__Data provided__.

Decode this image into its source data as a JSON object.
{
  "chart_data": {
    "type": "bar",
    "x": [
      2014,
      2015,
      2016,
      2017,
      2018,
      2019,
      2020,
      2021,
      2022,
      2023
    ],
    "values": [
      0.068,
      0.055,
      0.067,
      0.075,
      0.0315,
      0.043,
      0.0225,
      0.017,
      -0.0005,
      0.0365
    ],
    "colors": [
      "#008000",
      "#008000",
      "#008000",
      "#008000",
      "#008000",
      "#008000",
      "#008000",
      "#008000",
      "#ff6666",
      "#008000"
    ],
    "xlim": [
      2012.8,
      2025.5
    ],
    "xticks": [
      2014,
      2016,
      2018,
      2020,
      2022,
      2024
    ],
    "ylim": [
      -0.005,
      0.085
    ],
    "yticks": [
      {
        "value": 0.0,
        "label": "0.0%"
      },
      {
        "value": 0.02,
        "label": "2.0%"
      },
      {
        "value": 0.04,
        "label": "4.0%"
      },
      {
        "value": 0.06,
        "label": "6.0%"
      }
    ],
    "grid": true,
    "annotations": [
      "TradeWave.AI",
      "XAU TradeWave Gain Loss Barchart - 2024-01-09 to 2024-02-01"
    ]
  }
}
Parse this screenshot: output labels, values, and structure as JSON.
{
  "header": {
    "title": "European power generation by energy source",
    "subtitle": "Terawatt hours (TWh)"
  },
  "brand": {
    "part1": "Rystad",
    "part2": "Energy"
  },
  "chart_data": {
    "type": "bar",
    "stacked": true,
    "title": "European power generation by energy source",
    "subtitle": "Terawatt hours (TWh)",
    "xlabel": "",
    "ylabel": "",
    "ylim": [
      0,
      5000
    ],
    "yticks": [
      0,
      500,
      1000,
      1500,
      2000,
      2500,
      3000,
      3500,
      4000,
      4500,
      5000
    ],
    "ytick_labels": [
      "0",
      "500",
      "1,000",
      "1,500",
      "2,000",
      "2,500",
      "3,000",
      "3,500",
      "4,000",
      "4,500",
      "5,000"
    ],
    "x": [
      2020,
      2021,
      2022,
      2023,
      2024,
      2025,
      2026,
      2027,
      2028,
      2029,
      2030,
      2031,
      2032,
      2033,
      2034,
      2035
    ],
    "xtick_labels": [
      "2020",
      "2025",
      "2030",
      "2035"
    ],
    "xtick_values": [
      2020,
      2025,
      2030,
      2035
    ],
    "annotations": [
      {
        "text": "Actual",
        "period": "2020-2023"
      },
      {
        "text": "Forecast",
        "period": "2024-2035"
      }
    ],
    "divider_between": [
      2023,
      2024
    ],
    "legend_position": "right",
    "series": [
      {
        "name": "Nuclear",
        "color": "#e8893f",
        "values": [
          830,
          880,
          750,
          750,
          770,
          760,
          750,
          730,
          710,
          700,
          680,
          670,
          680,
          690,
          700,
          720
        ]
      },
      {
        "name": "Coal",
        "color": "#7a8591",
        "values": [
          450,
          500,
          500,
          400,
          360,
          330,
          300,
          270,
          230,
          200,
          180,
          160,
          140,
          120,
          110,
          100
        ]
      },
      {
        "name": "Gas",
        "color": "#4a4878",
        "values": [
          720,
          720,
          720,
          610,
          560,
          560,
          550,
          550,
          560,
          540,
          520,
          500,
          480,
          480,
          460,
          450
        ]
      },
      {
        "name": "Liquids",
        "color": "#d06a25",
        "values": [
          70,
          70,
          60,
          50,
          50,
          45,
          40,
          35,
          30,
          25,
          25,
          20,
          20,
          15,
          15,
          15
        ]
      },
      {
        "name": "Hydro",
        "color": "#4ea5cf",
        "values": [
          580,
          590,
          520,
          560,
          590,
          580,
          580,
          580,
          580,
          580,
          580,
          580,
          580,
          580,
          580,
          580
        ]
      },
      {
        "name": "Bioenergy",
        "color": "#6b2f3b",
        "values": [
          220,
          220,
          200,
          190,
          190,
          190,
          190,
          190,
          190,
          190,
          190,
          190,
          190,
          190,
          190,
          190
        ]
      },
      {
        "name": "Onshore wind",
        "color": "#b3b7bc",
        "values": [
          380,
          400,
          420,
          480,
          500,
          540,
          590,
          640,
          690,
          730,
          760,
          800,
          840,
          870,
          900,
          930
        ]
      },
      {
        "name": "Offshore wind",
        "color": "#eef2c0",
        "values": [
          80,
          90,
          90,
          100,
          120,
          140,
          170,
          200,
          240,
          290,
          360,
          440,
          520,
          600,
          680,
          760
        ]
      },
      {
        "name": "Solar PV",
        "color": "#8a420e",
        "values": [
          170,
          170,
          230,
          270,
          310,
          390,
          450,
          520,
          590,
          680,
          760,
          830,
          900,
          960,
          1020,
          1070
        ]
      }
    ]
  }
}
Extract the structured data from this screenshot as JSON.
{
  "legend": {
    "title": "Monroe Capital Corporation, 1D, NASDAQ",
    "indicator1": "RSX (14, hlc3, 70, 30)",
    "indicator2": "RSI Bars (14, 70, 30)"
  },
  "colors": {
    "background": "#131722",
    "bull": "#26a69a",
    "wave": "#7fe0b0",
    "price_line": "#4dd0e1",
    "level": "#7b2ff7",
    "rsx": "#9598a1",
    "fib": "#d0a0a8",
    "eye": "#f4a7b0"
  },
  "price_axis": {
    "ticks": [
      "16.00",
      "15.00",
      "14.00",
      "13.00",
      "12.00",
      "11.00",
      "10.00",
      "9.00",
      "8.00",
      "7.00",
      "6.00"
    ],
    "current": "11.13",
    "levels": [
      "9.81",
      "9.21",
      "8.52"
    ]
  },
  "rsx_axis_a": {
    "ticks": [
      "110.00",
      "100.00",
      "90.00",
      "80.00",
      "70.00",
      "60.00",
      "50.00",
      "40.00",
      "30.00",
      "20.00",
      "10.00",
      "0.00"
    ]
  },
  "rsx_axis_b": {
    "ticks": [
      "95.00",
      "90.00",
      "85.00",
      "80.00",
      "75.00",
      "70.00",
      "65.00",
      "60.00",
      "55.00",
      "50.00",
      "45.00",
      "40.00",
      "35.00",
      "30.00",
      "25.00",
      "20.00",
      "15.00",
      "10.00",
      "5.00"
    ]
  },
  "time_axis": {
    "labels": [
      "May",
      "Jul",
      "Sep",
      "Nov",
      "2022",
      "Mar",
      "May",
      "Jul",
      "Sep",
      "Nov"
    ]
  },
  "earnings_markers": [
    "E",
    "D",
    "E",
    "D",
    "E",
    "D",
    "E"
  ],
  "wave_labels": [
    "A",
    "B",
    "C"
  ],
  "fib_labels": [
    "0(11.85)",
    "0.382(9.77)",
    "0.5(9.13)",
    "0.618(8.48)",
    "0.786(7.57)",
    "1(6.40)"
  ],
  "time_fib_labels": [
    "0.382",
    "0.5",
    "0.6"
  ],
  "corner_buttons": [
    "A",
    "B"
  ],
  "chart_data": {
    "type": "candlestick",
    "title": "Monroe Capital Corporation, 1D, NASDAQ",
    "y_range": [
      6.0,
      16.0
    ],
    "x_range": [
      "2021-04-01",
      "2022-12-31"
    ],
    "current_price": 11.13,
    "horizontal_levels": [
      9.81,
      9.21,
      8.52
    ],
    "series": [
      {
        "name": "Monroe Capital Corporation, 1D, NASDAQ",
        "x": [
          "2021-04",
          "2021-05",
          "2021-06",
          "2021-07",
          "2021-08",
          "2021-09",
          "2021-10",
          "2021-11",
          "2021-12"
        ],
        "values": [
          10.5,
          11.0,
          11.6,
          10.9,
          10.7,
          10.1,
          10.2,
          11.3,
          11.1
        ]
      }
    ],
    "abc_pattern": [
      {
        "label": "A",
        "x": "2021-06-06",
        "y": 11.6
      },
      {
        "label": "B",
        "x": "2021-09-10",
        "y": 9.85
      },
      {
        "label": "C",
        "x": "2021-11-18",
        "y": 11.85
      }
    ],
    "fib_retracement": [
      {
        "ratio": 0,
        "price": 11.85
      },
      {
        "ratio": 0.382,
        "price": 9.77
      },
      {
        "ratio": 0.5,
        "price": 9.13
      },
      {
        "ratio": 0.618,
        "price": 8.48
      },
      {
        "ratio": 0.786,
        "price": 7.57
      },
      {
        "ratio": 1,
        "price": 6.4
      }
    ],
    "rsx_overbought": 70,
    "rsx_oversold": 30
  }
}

__Directions__. Check each line of the records for the string "subtitle" and state how many lines contain it. Give only the number.

__Answer to this exercise__. 2